Extracted data entries
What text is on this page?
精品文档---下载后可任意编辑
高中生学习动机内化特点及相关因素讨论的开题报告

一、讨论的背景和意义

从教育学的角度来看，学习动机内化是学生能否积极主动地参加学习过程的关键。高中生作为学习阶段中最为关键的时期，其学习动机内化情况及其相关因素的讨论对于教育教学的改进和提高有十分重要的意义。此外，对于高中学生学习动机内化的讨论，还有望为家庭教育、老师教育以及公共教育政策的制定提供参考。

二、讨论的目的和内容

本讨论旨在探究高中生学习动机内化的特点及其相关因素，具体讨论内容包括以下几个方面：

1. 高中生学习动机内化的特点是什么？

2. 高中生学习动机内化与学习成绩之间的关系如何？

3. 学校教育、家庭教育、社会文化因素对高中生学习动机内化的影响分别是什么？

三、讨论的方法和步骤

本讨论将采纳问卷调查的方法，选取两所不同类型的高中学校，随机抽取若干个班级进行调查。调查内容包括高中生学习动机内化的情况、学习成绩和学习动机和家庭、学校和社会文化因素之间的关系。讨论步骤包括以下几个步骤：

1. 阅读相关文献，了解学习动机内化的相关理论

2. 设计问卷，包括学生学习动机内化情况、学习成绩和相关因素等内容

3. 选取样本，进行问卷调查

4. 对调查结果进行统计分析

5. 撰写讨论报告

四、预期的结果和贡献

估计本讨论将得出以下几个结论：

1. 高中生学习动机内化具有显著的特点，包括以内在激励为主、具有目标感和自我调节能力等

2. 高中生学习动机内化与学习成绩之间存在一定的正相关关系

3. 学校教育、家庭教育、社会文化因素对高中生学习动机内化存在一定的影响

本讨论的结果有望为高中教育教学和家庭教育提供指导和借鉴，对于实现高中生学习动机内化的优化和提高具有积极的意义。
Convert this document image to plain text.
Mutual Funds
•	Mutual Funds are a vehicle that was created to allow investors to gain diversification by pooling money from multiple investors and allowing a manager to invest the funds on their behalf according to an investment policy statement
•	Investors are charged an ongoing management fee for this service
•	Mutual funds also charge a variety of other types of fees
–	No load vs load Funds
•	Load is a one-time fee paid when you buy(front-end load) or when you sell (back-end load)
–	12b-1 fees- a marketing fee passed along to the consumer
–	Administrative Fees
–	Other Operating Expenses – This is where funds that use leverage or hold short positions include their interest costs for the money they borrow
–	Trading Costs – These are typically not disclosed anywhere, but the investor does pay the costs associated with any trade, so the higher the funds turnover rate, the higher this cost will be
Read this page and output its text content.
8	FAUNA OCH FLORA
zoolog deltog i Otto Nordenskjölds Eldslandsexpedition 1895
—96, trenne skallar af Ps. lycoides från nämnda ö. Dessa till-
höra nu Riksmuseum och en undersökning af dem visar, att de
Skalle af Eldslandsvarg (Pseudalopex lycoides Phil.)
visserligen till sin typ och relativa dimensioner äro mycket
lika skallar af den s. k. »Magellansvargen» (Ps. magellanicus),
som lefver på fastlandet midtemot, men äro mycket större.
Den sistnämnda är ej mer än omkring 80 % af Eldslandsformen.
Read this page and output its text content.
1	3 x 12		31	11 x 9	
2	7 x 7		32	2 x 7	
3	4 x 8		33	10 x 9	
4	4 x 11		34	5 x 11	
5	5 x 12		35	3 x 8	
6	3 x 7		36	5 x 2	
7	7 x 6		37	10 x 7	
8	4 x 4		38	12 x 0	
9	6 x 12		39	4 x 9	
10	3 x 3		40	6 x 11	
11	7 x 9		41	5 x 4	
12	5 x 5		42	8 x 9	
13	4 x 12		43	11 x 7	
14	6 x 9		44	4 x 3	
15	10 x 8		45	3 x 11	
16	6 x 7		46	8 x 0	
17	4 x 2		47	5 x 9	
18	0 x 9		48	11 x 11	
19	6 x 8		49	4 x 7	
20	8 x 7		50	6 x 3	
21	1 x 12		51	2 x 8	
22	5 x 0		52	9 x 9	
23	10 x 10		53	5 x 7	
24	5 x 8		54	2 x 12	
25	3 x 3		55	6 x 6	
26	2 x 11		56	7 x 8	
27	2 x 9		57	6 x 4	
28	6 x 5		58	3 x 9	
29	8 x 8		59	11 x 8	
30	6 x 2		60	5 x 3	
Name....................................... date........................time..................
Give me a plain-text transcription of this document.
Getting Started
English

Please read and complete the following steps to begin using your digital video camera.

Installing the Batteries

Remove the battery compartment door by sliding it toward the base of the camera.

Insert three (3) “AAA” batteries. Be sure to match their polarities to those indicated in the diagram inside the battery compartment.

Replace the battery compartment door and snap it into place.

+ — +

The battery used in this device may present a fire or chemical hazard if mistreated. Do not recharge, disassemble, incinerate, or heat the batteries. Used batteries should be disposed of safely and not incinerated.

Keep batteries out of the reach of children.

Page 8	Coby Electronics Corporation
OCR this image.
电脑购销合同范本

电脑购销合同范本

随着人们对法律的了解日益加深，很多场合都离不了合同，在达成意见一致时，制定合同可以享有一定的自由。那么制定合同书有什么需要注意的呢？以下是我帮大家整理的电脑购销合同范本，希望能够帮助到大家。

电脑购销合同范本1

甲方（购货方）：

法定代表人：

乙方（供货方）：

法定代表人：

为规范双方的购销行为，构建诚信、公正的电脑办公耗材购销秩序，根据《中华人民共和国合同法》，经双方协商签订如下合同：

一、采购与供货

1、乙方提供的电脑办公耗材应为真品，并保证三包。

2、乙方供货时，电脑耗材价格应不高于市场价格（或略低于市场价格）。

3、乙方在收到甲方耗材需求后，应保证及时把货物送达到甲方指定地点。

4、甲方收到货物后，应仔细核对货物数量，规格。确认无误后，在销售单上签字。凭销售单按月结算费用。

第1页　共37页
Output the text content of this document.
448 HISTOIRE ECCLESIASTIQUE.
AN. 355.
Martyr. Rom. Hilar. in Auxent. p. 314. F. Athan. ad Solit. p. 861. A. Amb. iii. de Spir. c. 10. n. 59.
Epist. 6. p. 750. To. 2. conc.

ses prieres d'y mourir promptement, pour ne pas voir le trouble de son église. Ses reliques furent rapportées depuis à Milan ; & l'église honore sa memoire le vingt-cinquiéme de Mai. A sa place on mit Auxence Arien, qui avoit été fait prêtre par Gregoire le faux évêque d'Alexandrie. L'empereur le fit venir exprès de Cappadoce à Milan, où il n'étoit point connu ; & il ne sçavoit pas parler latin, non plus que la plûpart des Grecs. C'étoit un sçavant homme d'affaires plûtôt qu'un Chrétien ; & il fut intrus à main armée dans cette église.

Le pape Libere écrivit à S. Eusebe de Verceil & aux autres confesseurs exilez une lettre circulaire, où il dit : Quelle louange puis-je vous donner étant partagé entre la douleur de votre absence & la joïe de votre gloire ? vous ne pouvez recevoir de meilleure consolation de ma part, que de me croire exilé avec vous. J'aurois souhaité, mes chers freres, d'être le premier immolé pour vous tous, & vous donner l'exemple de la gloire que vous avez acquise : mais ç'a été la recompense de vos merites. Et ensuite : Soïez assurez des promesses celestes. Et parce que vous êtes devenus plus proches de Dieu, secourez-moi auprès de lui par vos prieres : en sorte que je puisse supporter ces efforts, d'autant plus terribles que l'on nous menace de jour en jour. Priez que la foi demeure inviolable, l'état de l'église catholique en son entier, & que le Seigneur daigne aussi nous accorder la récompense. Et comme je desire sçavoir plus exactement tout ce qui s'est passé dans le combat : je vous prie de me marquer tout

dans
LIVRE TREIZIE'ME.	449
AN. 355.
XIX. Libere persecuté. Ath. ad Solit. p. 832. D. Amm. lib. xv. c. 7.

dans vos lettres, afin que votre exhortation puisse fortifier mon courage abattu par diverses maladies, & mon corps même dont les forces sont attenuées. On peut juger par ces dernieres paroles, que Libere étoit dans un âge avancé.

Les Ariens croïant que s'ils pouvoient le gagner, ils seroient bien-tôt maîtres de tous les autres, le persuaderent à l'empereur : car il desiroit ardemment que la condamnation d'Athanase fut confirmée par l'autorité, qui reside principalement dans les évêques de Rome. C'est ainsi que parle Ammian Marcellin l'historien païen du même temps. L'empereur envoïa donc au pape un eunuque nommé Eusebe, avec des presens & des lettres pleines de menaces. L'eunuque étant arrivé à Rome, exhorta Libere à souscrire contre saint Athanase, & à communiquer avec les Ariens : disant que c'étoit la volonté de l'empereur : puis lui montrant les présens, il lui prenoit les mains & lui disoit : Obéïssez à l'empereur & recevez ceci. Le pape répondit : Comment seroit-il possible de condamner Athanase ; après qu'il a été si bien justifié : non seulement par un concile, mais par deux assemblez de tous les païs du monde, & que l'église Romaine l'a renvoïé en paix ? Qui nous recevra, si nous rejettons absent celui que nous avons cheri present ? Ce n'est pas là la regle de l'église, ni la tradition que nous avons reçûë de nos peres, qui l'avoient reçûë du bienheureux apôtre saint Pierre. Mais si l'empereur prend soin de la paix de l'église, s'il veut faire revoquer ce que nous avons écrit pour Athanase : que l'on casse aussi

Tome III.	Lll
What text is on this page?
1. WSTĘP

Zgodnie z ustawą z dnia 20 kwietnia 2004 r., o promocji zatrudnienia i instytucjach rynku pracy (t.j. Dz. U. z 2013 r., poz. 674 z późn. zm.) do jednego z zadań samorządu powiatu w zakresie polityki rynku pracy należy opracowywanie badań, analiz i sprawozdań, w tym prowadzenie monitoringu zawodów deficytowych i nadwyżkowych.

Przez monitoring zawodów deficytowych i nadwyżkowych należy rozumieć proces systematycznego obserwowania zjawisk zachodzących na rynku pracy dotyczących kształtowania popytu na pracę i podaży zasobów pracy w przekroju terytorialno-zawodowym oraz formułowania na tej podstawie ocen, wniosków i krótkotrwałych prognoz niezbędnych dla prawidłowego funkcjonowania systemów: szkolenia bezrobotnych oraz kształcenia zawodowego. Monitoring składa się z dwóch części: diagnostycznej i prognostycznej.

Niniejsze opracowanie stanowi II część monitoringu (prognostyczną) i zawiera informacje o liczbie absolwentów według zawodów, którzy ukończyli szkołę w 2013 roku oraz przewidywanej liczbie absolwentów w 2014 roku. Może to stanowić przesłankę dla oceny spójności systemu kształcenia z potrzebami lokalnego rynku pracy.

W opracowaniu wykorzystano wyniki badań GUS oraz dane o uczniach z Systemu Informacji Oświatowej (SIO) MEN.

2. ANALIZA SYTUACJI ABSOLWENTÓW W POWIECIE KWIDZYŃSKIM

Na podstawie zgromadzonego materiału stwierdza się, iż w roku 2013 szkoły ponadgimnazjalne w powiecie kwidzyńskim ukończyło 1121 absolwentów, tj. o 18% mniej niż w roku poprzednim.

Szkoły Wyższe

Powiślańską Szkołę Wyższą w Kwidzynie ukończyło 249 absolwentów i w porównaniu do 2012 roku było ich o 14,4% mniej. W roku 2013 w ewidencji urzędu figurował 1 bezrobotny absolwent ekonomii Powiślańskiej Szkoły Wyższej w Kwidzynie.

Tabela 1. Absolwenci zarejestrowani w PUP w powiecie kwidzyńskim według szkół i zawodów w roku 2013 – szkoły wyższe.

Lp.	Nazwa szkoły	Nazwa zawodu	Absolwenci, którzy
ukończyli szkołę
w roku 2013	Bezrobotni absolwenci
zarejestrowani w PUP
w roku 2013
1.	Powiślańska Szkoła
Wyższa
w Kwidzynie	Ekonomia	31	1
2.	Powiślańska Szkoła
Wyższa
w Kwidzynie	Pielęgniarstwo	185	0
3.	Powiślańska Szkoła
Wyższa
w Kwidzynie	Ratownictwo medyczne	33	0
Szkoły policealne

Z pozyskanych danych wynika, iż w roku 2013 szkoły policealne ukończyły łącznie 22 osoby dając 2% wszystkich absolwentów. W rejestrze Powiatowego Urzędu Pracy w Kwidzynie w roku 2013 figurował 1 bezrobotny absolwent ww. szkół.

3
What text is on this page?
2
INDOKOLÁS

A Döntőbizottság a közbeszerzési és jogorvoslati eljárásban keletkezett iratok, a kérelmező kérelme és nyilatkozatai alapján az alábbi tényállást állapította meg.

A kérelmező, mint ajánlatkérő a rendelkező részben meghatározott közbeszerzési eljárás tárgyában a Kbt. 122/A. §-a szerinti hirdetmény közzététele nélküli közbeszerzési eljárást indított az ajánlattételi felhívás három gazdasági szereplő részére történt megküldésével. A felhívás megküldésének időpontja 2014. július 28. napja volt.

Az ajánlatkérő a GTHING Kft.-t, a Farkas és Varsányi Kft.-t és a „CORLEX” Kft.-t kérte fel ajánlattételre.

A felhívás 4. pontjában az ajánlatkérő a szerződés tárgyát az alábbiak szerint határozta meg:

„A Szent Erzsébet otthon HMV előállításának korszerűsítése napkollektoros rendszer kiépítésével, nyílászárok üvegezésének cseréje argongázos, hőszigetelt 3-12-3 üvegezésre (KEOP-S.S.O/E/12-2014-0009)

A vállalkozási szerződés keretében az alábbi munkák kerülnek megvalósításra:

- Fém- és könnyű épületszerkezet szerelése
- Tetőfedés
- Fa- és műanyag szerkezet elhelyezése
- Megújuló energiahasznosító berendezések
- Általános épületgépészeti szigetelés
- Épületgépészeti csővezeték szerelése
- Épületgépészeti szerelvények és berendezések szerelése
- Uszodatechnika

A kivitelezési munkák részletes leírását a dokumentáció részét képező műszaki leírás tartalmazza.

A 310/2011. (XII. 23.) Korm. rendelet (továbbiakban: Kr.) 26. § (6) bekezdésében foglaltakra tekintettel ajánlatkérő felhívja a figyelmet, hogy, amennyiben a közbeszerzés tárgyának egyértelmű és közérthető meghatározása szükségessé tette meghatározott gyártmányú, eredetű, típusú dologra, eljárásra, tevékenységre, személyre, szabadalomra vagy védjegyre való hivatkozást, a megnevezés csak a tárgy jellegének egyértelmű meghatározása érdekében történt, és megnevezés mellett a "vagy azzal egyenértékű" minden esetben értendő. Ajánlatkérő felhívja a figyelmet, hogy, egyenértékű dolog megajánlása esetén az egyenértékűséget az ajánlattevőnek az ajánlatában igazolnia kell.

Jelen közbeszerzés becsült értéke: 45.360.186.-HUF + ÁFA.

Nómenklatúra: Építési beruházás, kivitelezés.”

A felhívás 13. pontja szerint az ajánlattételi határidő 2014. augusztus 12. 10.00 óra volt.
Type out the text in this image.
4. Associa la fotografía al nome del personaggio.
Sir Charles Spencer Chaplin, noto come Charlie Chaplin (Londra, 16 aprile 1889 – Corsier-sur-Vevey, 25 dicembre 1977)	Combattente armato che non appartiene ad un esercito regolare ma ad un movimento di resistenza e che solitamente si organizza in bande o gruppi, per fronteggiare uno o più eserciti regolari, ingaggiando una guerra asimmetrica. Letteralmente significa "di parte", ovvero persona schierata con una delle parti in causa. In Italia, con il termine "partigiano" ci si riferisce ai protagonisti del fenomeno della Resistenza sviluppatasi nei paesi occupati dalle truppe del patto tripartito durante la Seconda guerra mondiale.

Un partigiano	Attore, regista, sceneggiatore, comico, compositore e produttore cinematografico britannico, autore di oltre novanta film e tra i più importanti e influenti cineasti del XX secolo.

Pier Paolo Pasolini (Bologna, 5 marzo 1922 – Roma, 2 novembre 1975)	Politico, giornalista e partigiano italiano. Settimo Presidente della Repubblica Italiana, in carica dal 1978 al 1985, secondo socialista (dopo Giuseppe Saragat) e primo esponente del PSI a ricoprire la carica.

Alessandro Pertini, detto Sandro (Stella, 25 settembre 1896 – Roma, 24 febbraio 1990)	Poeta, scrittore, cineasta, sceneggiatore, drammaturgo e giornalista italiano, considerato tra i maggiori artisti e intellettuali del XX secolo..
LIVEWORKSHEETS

● **What the task asks**
Track down every line of the material containing the string "Powiślańska", and copy it.

● **Task solution**
1.	Powiślańska Szkoła
2.	Powiślańska Szkoła
3.	Powiślańska Szkoła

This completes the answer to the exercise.